§ **Tâches à réaliser**:
(a) D'après le témoin dans l'extrait d'audience, combien de temps son cousin est-il resté dans la maison du préfet ?
(b) Relevez tous les noms de lieux cités dans l'extrait d'audience.
(c) Prolongez l'extrait d'audience au-delà de sa dernière réplique.

§ **Texte source**:
*****

Président : Elle ne dit pas qu’elle y était.
Témoin : Le massacre à KIZIGURO a eu lieu le 11 et après, il n’y avait plus aucun Tutsi.
Président : Avez-vous une idée de la date à laquelle elle serait arrivée à GIKONGORO ?
Témoin : Le 8 avril selon mon cousin.
Président : Je pense qu’il y a un élément qui pose problème. On sait que le fils de M. BUCYIBARUTA a été conduit par le préfet de KIBUNGO, Godefroy RUZINDANA, jusqu’à Kigali. Il a retrouvé son père le 11 avril. Il y avait la première réunion du gouvernement intérimaire avec les préfets. Modeste a pu retrouver son père grâce au véhicule de Godefroy. Je ne suis pas certain que l’épouse de BUCYIBARUTA ait pu arriver le 8 avril. On a un certain nombre de témoins qui font état de ce que BUCYIBARUTA était présent à GIKONGORO et inquiet en raison de l’absence de son épouse. Est-ce que le seul élément qui vous permette d’affirmer qu’ils sont arrivés le 8 avril sont les confidences que vous avez reçues de votre cousin ? Confidences qui n’ont fait l’objet d’aucune note, d’aucune audition. Votre cousin est mort en 1995.
Témoin : Mon cousin est mort en 1996. Lorsque BUCYIBARUTA est venu à la réunion à Kigali, son épouse était déjà chez lui.
Président : Vous avez mentionné le fait que votre cousin Aloys GATABARWA aurait été hébergé pendant quelques temps dans la maison du préfet. Je pense qu’il y a des divergences concernant la durée de son séjour. Pendant combien de temps est-il resté selon vous ?
Témoin : Il est resté environ 5 jours.
Président : Où est-il allé au bout de 5 jours ?
Témoin : Lorsqu’il a entendu la conversation téléphonique du préfet, il a eu peur. Il est sorti par la porte de derrière, faisant semblant de se rendre dans une toilette et s’en est allé en courant. Il est allé se cacher chez un ami Hutu. Il est resté là jusqu’au 23 avril.
Président : Et ensuite ?

*****

§ **Matériel fourni**:
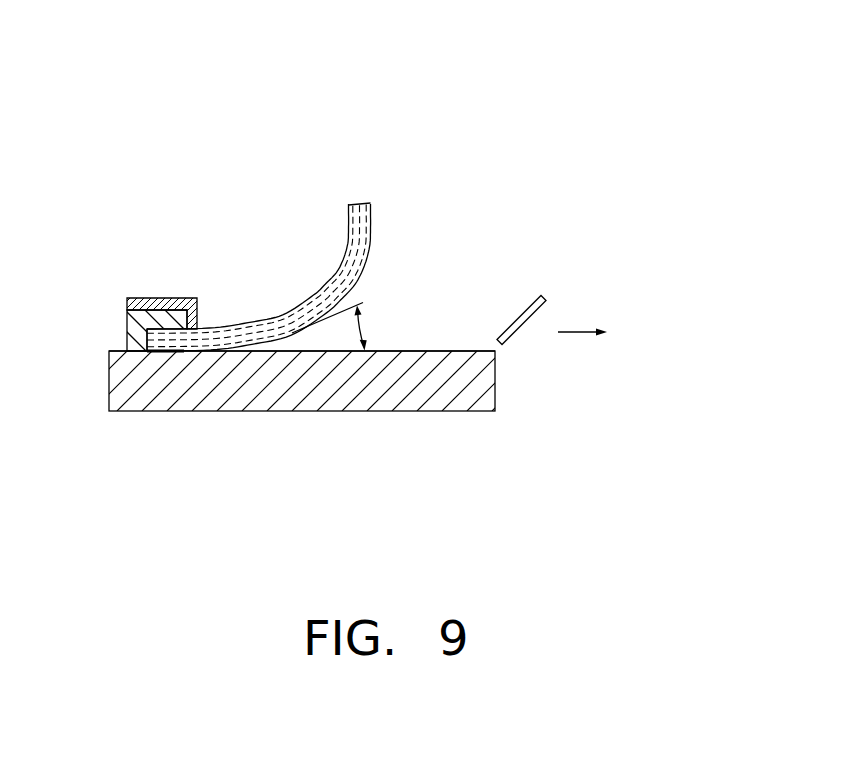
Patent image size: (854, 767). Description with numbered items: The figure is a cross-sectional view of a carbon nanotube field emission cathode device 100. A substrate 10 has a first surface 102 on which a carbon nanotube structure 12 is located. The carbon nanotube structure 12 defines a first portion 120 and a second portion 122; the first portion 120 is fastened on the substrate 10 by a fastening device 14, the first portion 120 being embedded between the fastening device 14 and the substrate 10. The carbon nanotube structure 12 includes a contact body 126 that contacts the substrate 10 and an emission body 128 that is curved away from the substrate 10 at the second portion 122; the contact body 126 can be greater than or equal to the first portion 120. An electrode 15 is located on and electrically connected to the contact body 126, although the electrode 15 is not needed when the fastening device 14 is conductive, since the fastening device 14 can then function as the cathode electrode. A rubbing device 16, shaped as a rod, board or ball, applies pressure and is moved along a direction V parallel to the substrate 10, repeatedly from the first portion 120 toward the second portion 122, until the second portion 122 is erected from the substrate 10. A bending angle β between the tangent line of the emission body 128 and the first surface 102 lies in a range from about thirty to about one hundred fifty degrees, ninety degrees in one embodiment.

*****

§ **Réponses par tâche**:
(a) Environ 5 jours.

(b) KIZIGURO, GIKONGORO, KIBUNGO, Kigali

(c)
Témoin : Il a appris que les Tutsi à MURAMBI avaient été exterminés. Il a senti que la situation n’était pas sécurisante. Son ami savait ce qui se passait aux barrières. Mon cousin a alors décidé d’aller chez lui à CYANIKA. Sa femme était Hutu. Personne ne savait qu’il était en vie, ce qui l’a sauvé. Très régulièrement, la journée, il se mettait dans le plafond. Les miliciens ne s’en souciaient plus, le pensant mort. Il est resté dans sa maison jusqu’en juin, à l’arrivée des militaires. Ils l’ont amené à MURAMBI mais il n’y avait pas de sécurité. Il est allé au camp de NYARUSHISHI.
Président : M. BUCYIBARUTA qu’avez-vous à nous dire ?
Laurent BUCYIBARUTA : Je voudrais faire quelques observations. D’abord, je remercie le témoin qui a déclaré qu’en 1982, quand j’étais candidat-député, il m’avait élu comme député. Ça je dois le remercier parce que je ne le savais pas étant donné que le vote était secret.
Quant aux autres éléments qu’il a donnés, je vais parler de quelques-uns. D’abord, sur le trajet entre GIKONGORO et KIZIGURO, il a dit que c’était à peu près 80 km, c’est faux, il y a environ 160 km.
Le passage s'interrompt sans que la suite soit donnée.